# Given instruction:
Make an exact copy of the listing below.

== Records provided ==

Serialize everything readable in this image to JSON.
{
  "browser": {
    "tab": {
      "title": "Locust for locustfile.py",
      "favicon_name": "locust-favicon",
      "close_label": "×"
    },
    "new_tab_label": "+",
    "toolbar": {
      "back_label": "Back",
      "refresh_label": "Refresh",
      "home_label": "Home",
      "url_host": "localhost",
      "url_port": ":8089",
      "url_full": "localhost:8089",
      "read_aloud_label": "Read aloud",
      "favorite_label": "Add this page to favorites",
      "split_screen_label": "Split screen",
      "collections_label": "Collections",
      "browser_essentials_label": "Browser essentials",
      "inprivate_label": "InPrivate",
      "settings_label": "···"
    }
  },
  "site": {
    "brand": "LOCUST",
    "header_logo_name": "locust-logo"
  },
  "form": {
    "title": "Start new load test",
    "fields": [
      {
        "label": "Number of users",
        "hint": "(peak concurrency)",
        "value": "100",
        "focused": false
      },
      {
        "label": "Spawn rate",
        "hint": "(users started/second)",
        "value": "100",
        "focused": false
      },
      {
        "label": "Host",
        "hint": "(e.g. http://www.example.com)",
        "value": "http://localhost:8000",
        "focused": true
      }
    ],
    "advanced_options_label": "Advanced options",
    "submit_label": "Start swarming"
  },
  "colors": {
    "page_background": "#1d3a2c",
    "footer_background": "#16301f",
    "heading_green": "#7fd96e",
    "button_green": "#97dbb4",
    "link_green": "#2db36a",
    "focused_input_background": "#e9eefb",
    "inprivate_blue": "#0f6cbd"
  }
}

===

# Written answer:
Serialize everything readable in this image to JSON.
{
  "browser": {
    "tab": {
      "title": "Locust for locustfile.py",
      "favicon_name": "locust-favicon",
      "close_label": "×"
    },
    "new_tab_label": "+",
    "toolbar": {
      "back_label": "Back",
      "refresh_label": "Refresh",
      "home_label": "Home",
      "url_host": "localhost",
      "url_port": ":8089",
      "url_full": "localhost:8089",
      "read_aloud_label": "Read aloud",
      "favorite_label": "Add this page to favorites",
      "split_screen_label": "Split screen",
      "collections_label": "Collections",
      "browser_essentials_label": "Browser essentials",
      "inprivate_label": "InPrivate",
      "settings_label": "···"
    }
  },
  "site": {
    "brand": "LOCUST",
    "header_logo_name": "locust-logo"
  },
  "form": {
    "title": "Start new load test",
    "fields": [
      {
        "label": "Number of users",
        "hint": "(peak concurrency)",
        "value": "100",
        "focused": false
      },
      {
        "label": "Spawn rate",
        "hint": "(users started/second)",
        "value": "100",
        "focused": false
      },
      {
        "label": "Host",
        "hint": "(e.g. http://www.example.com)",
        "value": "http://localhost:8000",
        "focused": true
      }
    ],
    "advanced_options_label": "Advanced options",
    "submit_label": "Start swarming"
  },
  "colors": {
    "page_background": "#1d3a2c",
    "footer_background": "#16301f",
    "heading_green": "#7fd96e",
    "button_green": "#97dbb4",
    "link_green": "#2db36a",
    "focused_input_background": "#e9eefb",
    "inprivate_blue": "#0f6cbd"
  }
}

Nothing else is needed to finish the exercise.